═══ INFORMATION PROVIDED
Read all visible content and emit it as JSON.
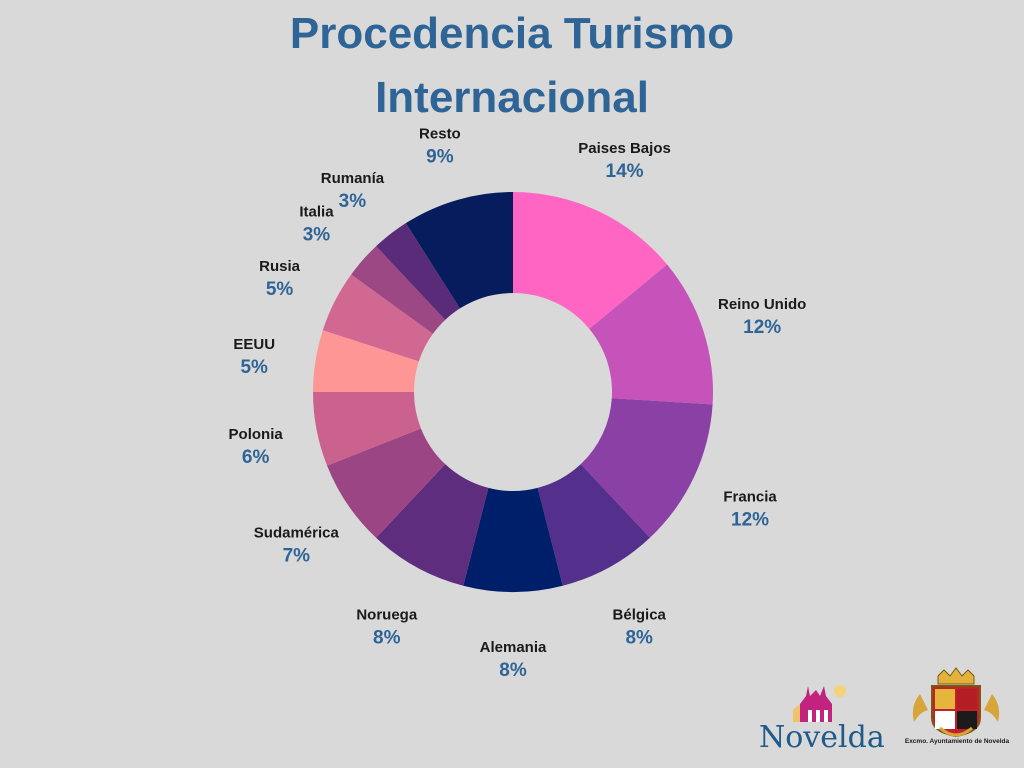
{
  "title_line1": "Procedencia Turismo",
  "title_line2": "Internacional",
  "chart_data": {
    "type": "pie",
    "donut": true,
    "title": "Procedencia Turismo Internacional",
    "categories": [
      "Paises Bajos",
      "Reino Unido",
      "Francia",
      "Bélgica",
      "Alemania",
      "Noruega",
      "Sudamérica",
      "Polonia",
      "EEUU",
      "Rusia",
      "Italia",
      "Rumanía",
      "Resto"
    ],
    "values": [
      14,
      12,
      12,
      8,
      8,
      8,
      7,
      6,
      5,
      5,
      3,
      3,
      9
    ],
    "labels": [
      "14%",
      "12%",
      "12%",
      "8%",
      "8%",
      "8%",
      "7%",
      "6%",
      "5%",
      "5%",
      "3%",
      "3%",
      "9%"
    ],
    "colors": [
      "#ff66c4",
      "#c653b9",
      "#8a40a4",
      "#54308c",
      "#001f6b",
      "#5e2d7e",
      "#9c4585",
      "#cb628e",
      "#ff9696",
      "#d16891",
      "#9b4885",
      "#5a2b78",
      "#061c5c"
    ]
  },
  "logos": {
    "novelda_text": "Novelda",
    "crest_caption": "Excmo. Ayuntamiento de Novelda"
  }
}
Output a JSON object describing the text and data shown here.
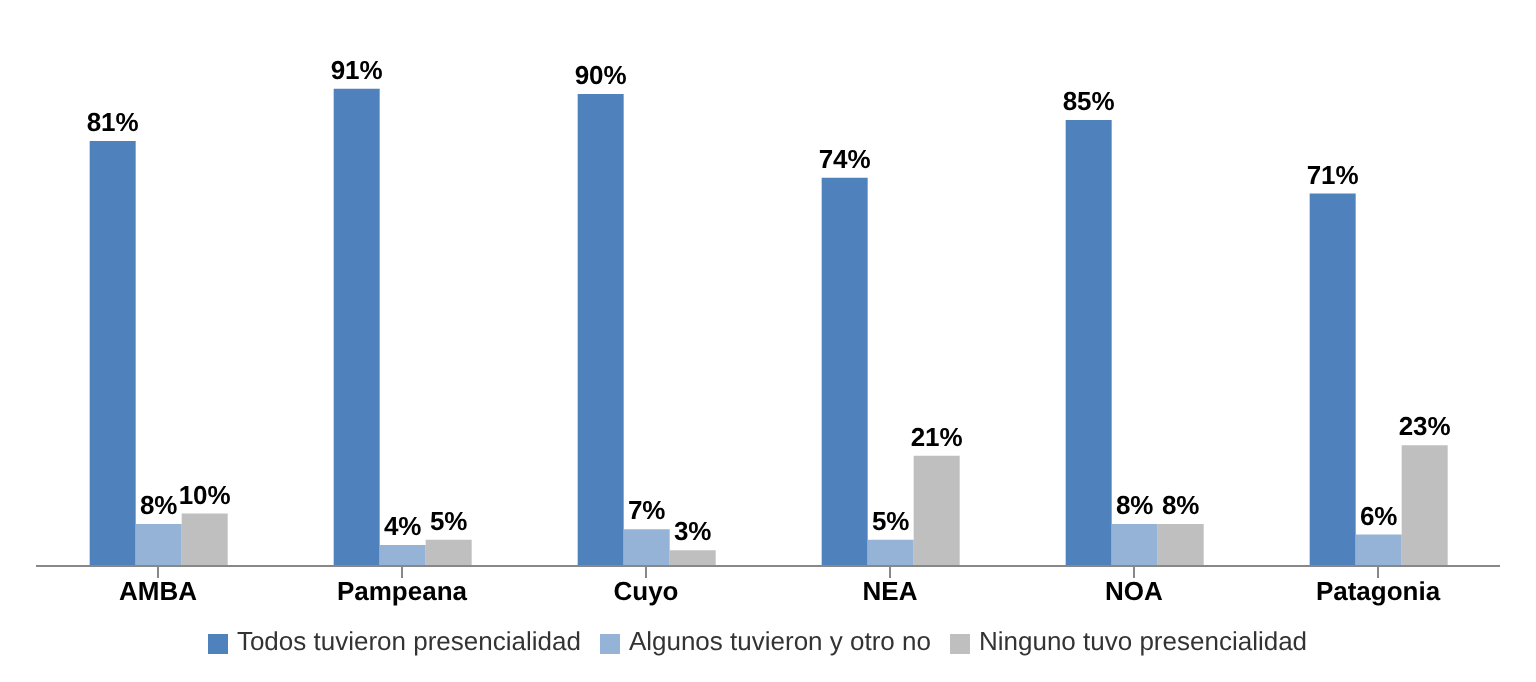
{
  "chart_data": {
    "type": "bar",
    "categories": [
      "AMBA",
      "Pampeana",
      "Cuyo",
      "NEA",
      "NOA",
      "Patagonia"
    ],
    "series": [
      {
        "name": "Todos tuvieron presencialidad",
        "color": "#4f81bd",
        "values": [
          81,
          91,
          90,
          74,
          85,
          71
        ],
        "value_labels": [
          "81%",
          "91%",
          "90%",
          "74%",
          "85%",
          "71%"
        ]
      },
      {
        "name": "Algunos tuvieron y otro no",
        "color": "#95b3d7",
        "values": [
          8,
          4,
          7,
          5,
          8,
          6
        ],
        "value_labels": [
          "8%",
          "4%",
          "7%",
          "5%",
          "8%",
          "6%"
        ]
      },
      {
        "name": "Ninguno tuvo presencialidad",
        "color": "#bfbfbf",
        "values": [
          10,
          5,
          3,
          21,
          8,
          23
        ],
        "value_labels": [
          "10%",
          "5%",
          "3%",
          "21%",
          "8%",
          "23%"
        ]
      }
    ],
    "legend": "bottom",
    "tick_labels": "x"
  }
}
══════
▶ **WHAT IS REQUIRED**
Without the pictures, print the records in full, exactly as they appear.

▶ **SOLUTION TO THIS TASK**
Read all visible content and emit it as JSON.
{
  "title_line1": "Procedencia Turismo",
  "title_line2": "Internacional",
  "chart_data": {
    "type": "pie",
    "donut": true,
    "title": "Procedencia Turismo Internacional",
    "categories": [
      "Paises Bajos",
      "Reino Unido",
      "Francia",
      "Bélgica",
      "Alemania",
      "Noruega",
      "Sudamérica",
      "Polonia",
      "EEUU",
      "Rusia",
      "Italia",
      "Rumanía",
      "Resto"
    ],
    "values": [
      14,
      12,
      12,
      8,
      8,
      8,
      7,
      6,
      5,
      5,
      3,
      3,
      9
    ],
    "labels": [
      "14%",
      "12%",
      "12%",
      "8%",
      "8%",
      "8%",
      "7%",
      "6%",
      "5%",
      "5%",
      "3%",
      "3%",
      "9%"
    ],
    "colors": [
      "#ff66c4",
      "#c653b9",
      "#8a40a4",
      "#54308c",
      "#001f6b",
      "#5e2d7e",
      "#9c4585",
      "#cb628e",
      "#ff9696",
      "#d16891",
      "#9b4885",
      "#5a2b78",
      "#061c5c"
    ]
  },
  "logos": {
    "novelda_text": "Novelda",
    "crest_caption": "Excmo. Ayuntamiento de Novelda"
  }
}
Output a JSON object describing the text and data shown here.
{
  "chart_data": {
    "type": "bar",
    "categories": [
      "AMBA",
      "Pampeana",
      "Cuyo",
      "NEA",
      "NOA",
      "Patagonia"
    ],
    "series": [
      {
        "name": "Todos tuvieron presencialidad",
        "color": "#4f81bd",
        "values": [
          81,
          91,
          90,
          74,
          85,
          71
        ],
        "value_labels": [
          "81%",
          "91%",
          "90%",
          "74%",
          "85%",
          "71%"
        ]
      },
      {
        "name": "Algunos tuvieron y otro no",
        "color": "#95b3d7",
        "values": [
          8,
          4,
          7,
          5,
          8,
          6
        ],
        "value_labels": [
          "8%",
          "4%",
          "7%",
          "5%",
          "8%",
          "6%"
        ]
      },
      {
        "name": "Ninguno tuvo presencialidad",
        "color": "#bfbfbf",
        "values": [
          10,
          5,
          3,
          21,
          8,
          23
        ],
        "value_labels": [
          "10%",
          "5%",
          "3%",
          "21%",
          "8%",
          "23%"
        ]
      }
    ],
    "legend": "bottom",
    "tick_labels": "x"
  }
}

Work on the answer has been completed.